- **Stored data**
::::

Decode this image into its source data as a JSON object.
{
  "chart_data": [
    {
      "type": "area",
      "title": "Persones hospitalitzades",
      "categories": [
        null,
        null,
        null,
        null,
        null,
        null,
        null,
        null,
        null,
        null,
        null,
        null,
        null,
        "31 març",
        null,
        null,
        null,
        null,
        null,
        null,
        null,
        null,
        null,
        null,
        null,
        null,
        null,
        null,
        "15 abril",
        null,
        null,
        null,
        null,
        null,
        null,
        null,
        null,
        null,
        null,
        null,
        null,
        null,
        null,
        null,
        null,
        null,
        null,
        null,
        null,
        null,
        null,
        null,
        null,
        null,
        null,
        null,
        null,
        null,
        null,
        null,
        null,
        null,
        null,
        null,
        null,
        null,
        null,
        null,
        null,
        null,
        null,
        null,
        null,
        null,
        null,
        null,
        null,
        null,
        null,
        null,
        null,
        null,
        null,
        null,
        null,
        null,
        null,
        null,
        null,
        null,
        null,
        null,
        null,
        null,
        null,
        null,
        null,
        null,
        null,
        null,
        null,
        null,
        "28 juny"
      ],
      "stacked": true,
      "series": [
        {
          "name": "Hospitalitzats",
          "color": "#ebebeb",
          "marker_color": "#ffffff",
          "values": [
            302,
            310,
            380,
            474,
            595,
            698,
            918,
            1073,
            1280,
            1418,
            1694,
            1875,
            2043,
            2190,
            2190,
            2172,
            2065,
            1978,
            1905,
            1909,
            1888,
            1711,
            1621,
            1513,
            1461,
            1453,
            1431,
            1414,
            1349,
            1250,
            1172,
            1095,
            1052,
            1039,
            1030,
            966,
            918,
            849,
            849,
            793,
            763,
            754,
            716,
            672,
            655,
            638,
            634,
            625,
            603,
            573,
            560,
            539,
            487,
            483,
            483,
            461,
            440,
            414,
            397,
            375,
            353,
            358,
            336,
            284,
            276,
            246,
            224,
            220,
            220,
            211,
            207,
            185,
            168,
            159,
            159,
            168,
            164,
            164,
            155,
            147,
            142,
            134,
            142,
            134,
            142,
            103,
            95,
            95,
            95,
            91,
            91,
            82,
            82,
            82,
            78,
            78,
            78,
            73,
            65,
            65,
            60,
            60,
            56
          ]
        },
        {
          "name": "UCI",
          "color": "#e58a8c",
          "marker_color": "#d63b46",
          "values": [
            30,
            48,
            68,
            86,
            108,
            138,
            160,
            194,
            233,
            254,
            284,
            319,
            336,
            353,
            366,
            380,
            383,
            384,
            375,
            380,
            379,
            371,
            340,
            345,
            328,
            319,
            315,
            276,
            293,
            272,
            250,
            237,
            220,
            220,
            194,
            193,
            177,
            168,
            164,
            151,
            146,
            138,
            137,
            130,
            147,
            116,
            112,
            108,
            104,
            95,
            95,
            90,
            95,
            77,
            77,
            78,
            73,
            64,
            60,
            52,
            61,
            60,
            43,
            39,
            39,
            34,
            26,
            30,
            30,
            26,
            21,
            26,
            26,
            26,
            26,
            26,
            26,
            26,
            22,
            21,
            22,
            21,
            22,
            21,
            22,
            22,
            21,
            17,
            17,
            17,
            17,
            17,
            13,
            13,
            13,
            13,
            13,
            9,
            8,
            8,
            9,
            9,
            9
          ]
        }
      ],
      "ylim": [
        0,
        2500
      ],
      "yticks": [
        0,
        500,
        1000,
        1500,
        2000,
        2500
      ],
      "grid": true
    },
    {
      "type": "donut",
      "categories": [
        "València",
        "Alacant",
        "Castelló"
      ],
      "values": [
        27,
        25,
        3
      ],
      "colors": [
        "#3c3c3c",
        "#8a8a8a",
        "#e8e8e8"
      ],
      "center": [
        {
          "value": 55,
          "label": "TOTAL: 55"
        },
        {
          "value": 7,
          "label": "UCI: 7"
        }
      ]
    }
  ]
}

::::

Restate each entry exactly, skipping none.

- **RESPONSE TO THE TASK**
Decode this image into its source data as a JSON object.
{
  "chart_data": [
    {
      "type": "area",
      "title": "Persones hospitalitzades",
      "categories": [
        null,
        null,
        null,
        null,
        null,
        null,
        null,
        null,
        null,
        null,
        null,
        null,
        null,
        "31 març",
        null,
        null,
        null,
        null,
        null,
        null,
        null,
        null,
        null,
        null,
        null,
        null,
        null,
        null,
        "15 abril",
        null,
        null,
        null,
        null,
        null,
        null,
        null,
        null,
        null,
        null,
        null,
        null,
        null,
        null,
        null,
        null,
        null,
        null,
        null,
        null,
        null,
        null,
        null,
        null,
        null,
        null,
        null,
        null,
        null,
        null,
        null,
        null,
        null,
        null,
        null,
        null,
        null,
        null,
        null,
        null,
        null,
        null,
        null,
        null,
        null,
        null,
        null,
        null,
        null,
        null,
        null,
        null,
        null,
        null,
        null,
        null,
        null,
        null,
        null,
        null,
        null,
        null,
        null,
        null,
        null,
        null,
        null,
        null,
        null,
        null,
        null,
        null,
        null,
        "28 juny"
      ],
      "stacked": true,
      "series": [
        {
          "name": "Hospitalitzats",
          "color": "#ebebeb",
          "marker_color": "#ffffff",
          "values": [
            302,
            310,
            380,
            474,
            595,
            698,
            918,
            1073,
            1280,
            1418,
            1694,
            1875,
            2043,
            2190,
            2190,
            2172,
            2065,
            1978,
            1905,
            1909,
            1888,
            1711,
            1621,
            1513,
            1461,
            1453,
            1431,
            1414,
            1349,
            1250,
            1172,
            1095,
            1052,
            1039,
            1030,
            966,
            918,
            849,
            849,
            793,
            763,
            754,
            716,
            672,
            655,
            638,
            634,
            625,
            603,
            573,
            560,
            539,
            487,
            483,
            483,
            461,
            440,
            414,
            397,
            375,
            353,
            358,
            336,
            284,
            276,
            246,
            224,
            220,
            220,
            211,
            207,
            185,
            168,
            159,
            159,
            168,
            164,
            164,
            155,
            147,
            142,
            134,
            142,
            134,
            142,
            103,
            95,
            95,
            95,
            91,
            91,
            82,
            82,
            82,
            78,
            78,
            78,
            73,
            65,
            65,
            60,
            60,
            56
          ]
        },
        {
          "name": "UCI",
          "color": "#e58a8c",
          "marker_color": "#d63b46",
          "values": [
            30,
            48,
            68,
            86,
            108,
            138,
            160,
            194,
            233,
            254,
            284,
            319,
            336,
            353,
            366,
            380,
            383,
            384,
            375,
            380,
            379,
            371,
            340,
            345,
            328,
            319,
            315,
            276,
            293,
            272,
            250,
            237,
            220,
            220,
            194,
            193,
            177,
            168,
            164,
            151,
            146,
            138,
            137,
            130,
            147,
            116,
            112,
            108,
            104,
            95,
            95,
            90,
            95,
            77,
            77,
            78,
            73,
            64,
            60,
            52,
            61,
            60,
            43,
            39,
            39,
            34,
            26,
            30,
            30,
            26,
            21,
            26,
            26,
            26,
            26,
            26,
            26,
            26,
            22,
            21,
            22,
            21,
            22,
            21,
            22,
            22,
            21,
            17,
            17,
            17,
            17,
            17,
            13,
            13,
            13,
            13,
            13,
            9,
            8,
            8,
            9,
            9,
            9
          ]
        }
      ],
      "ylim": [
        0,
        2500
      ],
      "yticks": [
        0,
        500,
        1000,
        1500,
        2000,
        2500
      ],
      "grid": true
    },
    {
      "type": "donut",
      "categories": [
        "València",
        "Alacant",
        "Castelló"
      ],
      "values": [
        27,
        25,
        3
      ],
      "colors": [
        "#3c3c3c",
        "#8a8a8a",
        "#e8e8e8"
      ],
      "center": [
        {
          "value": 55,
          "label": "TOTAL: 55"
        },
        {
          "value": 7,
          "label": "UCI: 7"
        }
      ]
    }
  ]
}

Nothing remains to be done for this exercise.